JOB
Extract the lines that hold the string "this".

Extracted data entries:
* Start *
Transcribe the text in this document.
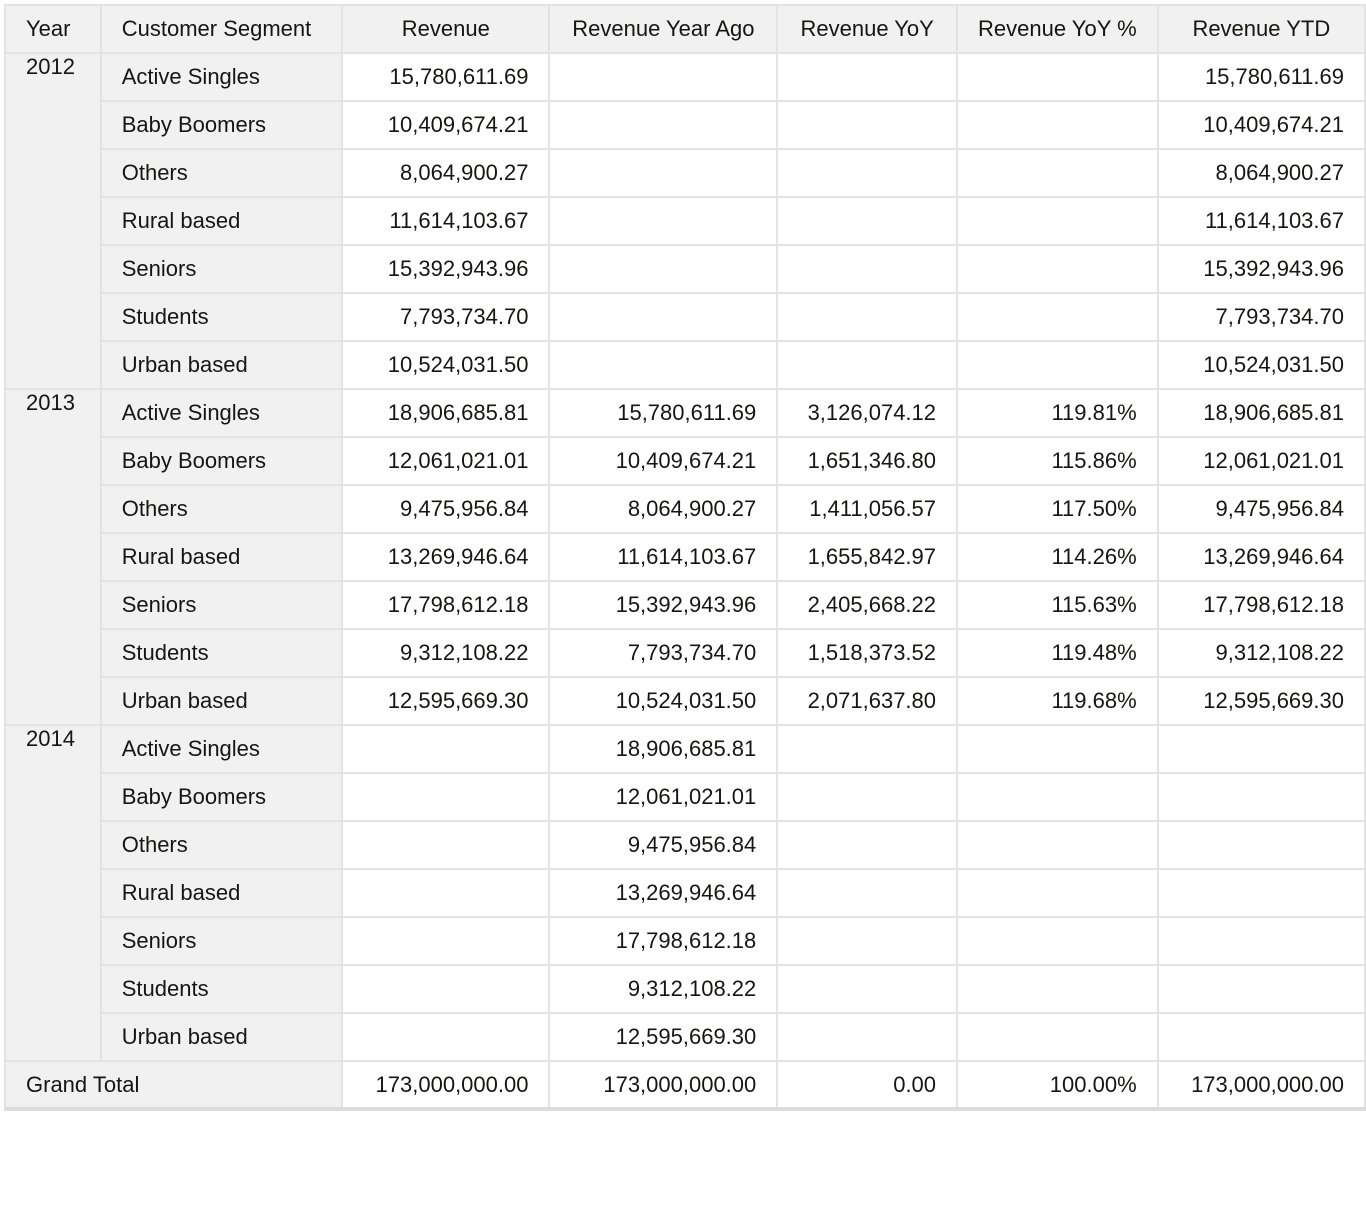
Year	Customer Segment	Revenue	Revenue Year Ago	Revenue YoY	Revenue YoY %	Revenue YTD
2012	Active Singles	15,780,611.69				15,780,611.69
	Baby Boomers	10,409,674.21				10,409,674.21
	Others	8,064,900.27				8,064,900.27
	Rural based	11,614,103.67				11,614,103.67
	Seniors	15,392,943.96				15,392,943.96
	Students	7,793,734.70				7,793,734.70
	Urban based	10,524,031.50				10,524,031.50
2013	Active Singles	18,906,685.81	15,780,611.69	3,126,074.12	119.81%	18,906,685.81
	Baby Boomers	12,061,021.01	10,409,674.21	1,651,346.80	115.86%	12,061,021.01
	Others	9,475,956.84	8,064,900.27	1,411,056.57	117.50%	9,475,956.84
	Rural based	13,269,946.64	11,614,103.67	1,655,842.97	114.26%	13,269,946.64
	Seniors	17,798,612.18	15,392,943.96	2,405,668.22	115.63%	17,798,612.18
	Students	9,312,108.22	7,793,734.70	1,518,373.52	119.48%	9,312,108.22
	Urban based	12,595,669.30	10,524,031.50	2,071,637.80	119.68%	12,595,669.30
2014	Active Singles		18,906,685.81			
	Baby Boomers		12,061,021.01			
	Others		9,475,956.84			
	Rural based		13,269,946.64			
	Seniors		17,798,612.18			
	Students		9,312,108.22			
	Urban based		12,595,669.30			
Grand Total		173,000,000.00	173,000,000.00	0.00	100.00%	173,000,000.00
* End *
* Start *
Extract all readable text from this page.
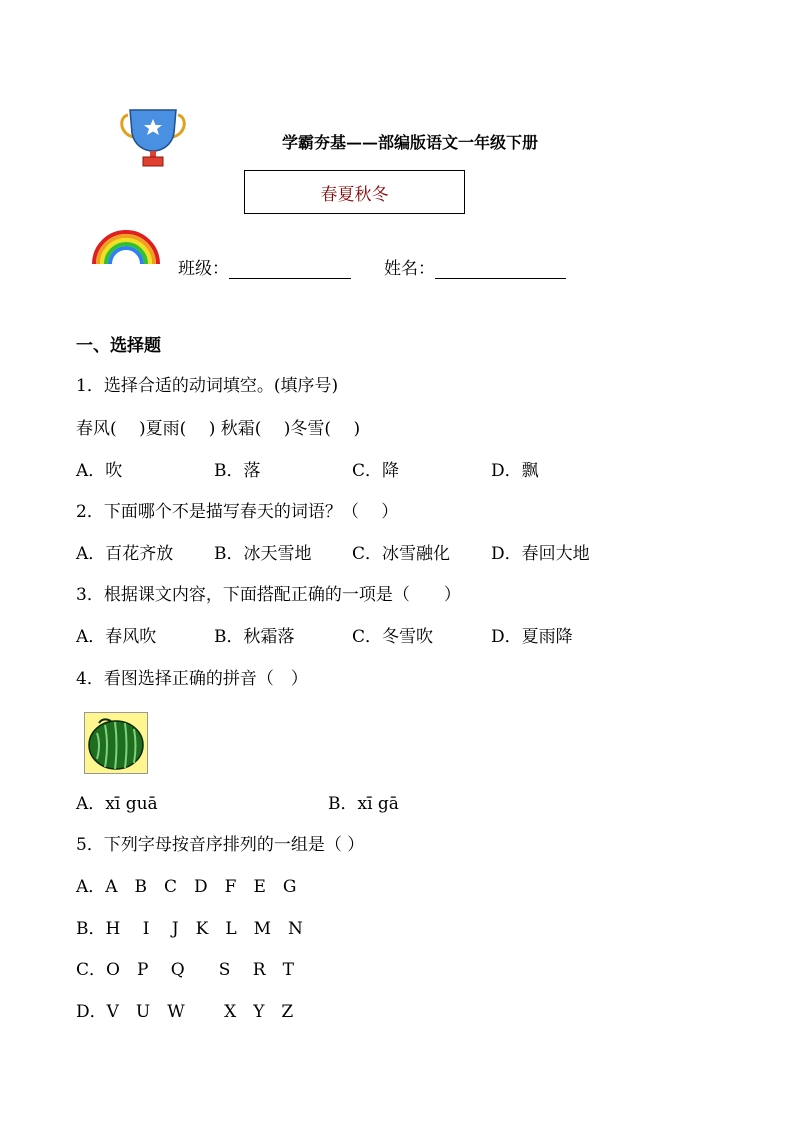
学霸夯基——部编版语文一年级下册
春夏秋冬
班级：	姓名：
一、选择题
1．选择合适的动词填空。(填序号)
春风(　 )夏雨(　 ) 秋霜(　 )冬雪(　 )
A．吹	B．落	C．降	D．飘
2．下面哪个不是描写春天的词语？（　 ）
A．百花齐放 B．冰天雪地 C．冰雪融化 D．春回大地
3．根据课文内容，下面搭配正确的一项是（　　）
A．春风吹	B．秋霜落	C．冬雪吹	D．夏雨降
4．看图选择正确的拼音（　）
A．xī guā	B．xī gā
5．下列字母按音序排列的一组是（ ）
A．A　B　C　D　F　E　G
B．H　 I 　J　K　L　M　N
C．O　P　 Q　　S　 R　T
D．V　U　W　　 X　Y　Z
* End *
TASK SOLUTION
Transcribe the text in this document.
Extract all readable text from this page.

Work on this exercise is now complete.